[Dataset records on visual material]

------------------------------

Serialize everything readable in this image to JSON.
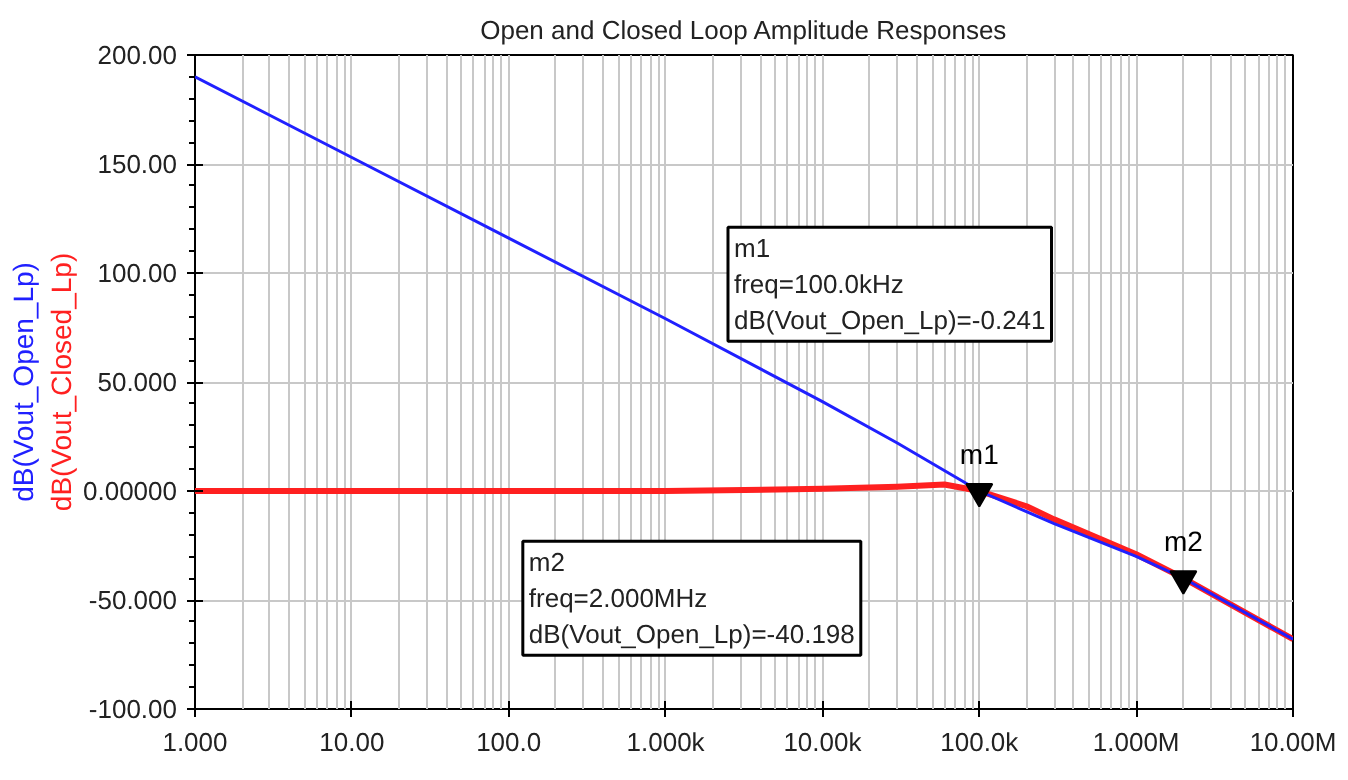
{
  "chart_data": {
    "type": "line",
    "title": "Open and Closed Loop Amplitude Responses",
    "log": "x",
    "grid": true,
    "xlim": [
      1,
      10000000
    ],
    "ylim": [
      -100,
      200
    ],
    "xticks": [
      {
        "value": 1,
        "label": "1.000"
      },
      {
        "value": 10,
        "label": "10.00"
      },
      {
        "value": 100,
        "label": "100.0"
      },
      {
        "value": 1000,
        "label": "1.000k"
      },
      {
        "value": 10000,
        "label": "10.00k"
      },
      {
        "value": 100000,
        "label": "100.0k"
      },
      {
        "value": 1000000,
        "label": "1.000M"
      },
      {
        "value": 10000000,
        "label": "10.00M"
      }
    ],
    "yticks": [
      {
        "value": 200,
        "label": "200.00"
      },
      {
        "value": 150,
        "label": "150.00"
      },
      {
        "value": 100,
        "label": "100.00"
      },
      {
        "value": 50,
        "label": "50.000"
      },
      {
        "value": 0,
        "label": "0.00000"
      },
      {
        "value": -50,
        "label": "-50.000"
      },
      {
        "value": -100,
        "label": "-100.00"
      }
    ],
    "series": [
      {
        "name": "dB(Vout_Closed_Lp)",
        "color": "#ff2020",
        "x": [
          1,
          10,
          100,
          1000,
          10000,
          30000,
          60000,
          100000,
          200000,
          300000,
          1000000,
          2000000,
          10000000
        ],
        "values": [
          0,
          0,
          0,
          0,
          1,
          2,
          3,
          0,
          -7,
          -13,
          -29,
          -40,
          -68
        ]
      },
      {
        "name": "dB(Vout_Open_Lp)",
        "color": "#2020ff",
        "x": [
          1,
          10,
          100,
          1000,
          10000,
          30000,
          100000,
          300000,
          1000000,
          2000000,
          10000000
        ],
        "values": [
          190,
          153,
          116,
          79,
          41,
          22,
          0,
          -15,
          -30,
          -40,
          -68
        ]
      }
    ],
    "annotations": [
      {
        "text": "m1",
        "x": 100000,
        "y": -0.241
      },
      {
        "text": "m2",
        "x": 2000000,
        "y": -40.198
      },
      "m1\nfreq=100.0kHz\ndB(Vout_Open_Lp)=-0.241",
      "m2\nfreq=2.000MHz\ndB(Vout_Open_Lp)=-40.198"
    ]
  }
}
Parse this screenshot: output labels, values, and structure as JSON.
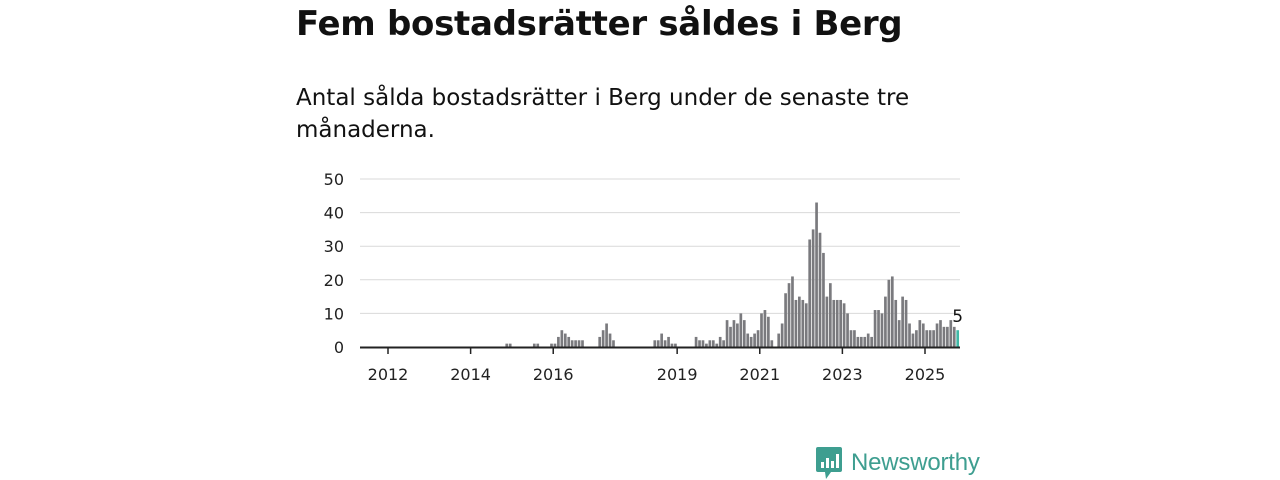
{
  "header": {
    "title": "Fem bostadsrätter såldes i Berg",
    "subtitle": "Antal sålda bostadsrätter i Berg under de senaste tre månaderna."
  },
  "branding": {
    "name": "Newsworthy",
    "color": "#3e9e90",
    "icon": "newsworthy-logo-icon"
  },
  "chart_data": {
    "type": "bar",
    "title": "Fem bostadsrätter såldes i Berg",
    "subtitle": "Antal sålda bostadsrätter i Berg under de senaste tre månaderna.",
    "xlabel": "",
    "ylabel": "",
    "ylim": [
      0,
      50
    ],
    "yticks": [
      0,
      10,
      20,
      30,
      40,
      50
    ],
    "xticks": [
      {
        "label": "2012",
        "year": 2012
      },
      {
        "label": "2014",
        "year": 2014
      },
      {
        "label": "2016",
        "year": 2016
      },
      {
        "label": "2019",
        "year": 2019
      },
      {
        "label": "2021",
        "year": 2021
      },
      {
        "label": "2023",
        "year": 2023
      },
      {
        "label": "2025",
        "year": 2025
      }
    ],
    "grid": true,
    "bar_color": "#7a7a7e",
    "highlight_color": "#3fb8a6",
    "highlight_label": "5",
    "series": [
      {
        "start": "2011-07",
        "values": [
          0,
          0,
          0,
          0,
          0,
          0,
          0,
          0,
          0,
          0,
          0,
          0,
          0,
          0,
          0,
          0,
          0,
          0,
          0,
          0,
          0,
          0,
          0,
          0,
          0,
          0,
          0,
          0,
          0,
          0,
          0,
          0,
          0,
          0,
          0,
          0,
          0,
          0,
          0,
          0,
          1,
          1,
          0,
          0,
          0,
          0,
          0,
          0,
          1,
          1,
          0,
          0,
          0,
          1,
          1,
          3,
          5,
          4,
          3,
          2,
          2,
          2,
          2,
          0,
          0,
          0,
          0,
          3,
          5,
          7,
          4,
          2,
          0,
          0,
          0,
          0,
          0,
          0,
          0,
          0,
          0,
          0,
          0,
          2,
          2,
          4,
          2,
          3,
          1,
          1,
          0,
          0,
          0,
          0,
          0,
          3,
          2,
          2,
          1,
          2,
          2,
          1,
          3,
          2,
          8,
          6,
          8,
          7,
          10,
          8,
          4,
          3,
          4,
          5,
          10,
          11,
          9,
          2,
          0,
          4,
          7,
          16,
          19,
          21,
          14,
          15,
          14,
          13,
          32,
          35,
          43,
          34,
          28,
          15,
          19,
          14,
          14,
          14,
          13,
          10,
          5,
          5,
          3,
          3,
          3,
          4,
          3,
          11,
          11,
          10,
          15,
          20,
          21,
          14,
          8,
          15,
          14,
          7,
          4,
          5,
          8,
          7,
          5,
          5,
          5,
          7,
          8,
          6,
          6,
          8,
          6,
          5
        ]
      }
    ]
  }
}
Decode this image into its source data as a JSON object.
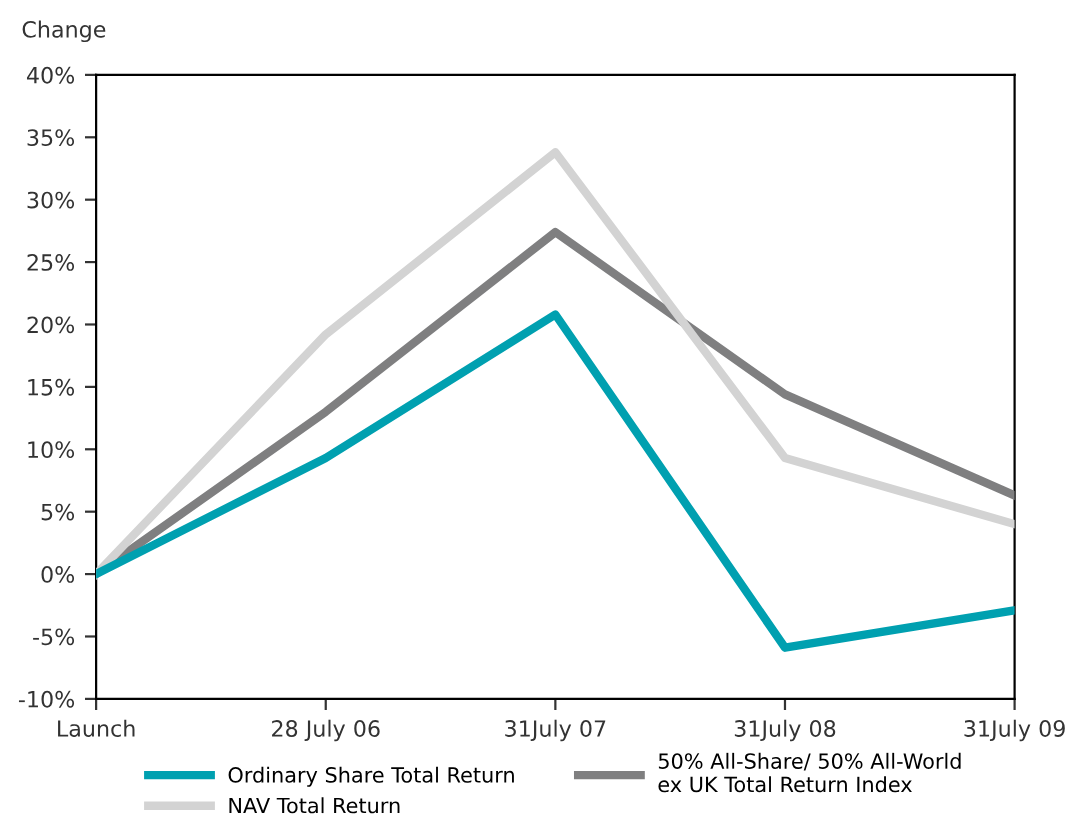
{
  "chart_data": {
    "type": "line",
    "ylabel": "Change",
    "categories": [
      "Launch",
      "28 July 06",
      "31July 07",
      "31July 08",
      "31July 09"
    ],
    "series": [
      {
        "name": "Ordinary Share Total Return",
        "color": "#00a0b0",
        "values": [
          0,
          9.3,
          20.8,
          -5.9,
          -2.9
        ]
      },
      {
        "name": "NAV Total Return",
        "color": "#d3d3d3",
        "values": [
          0,
          19.2,
          33.8,
          9.3,
          4.0
        ]
      },
      {
        "name": "50% All-Share/ 50% All-World\nex UK Total Return Index",
        "color": "#7f7f80",
        "values": [
          0,
          13.0,
          27.4,
          14.4,
          6.3
        ]
      }
    ],
    "ylim": [
      -10,
      40
    ],
    "yticks": [
      {
        "value": -10,
        "label": "-10%"
      },
      {
        "value": -5,
        "label": "-5%"
      },
      {
        "value": 0,
        "label": "0%"
      },
      {
        "value": 5,
        "label": "5%"
      },
      {
        "value": 10,
        "label": "10%"
      },
      {
        "value": 15,
        "label": "15%"
      },
      {
        "value": 20,
        "label": "20%"
      },
      {
        "value": 25,
        "label": "25%"
      },
      {
        "value": 30,
        "label": "30%"
      },
      {
        "value": 35,
        "label": "35%"
      },
      {
        "value": 40,
        "label": "40%"
      }
    ],
    "grid": false,
    "legend": "bottom",
    "marker": "none",
    "line_style": "solid"
  }
}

------------------------------

## WRITTEN EXERCISE
Write down every line of the data above that includes the string "Antal".

## OUTPUT
    "subtitle": "Antal sålda bostadsrätter i Berg under de senaste tre månaderna."
    "subtitle": "Antal sålda bostadsrätter i Berg under de senaste tre månaderna.",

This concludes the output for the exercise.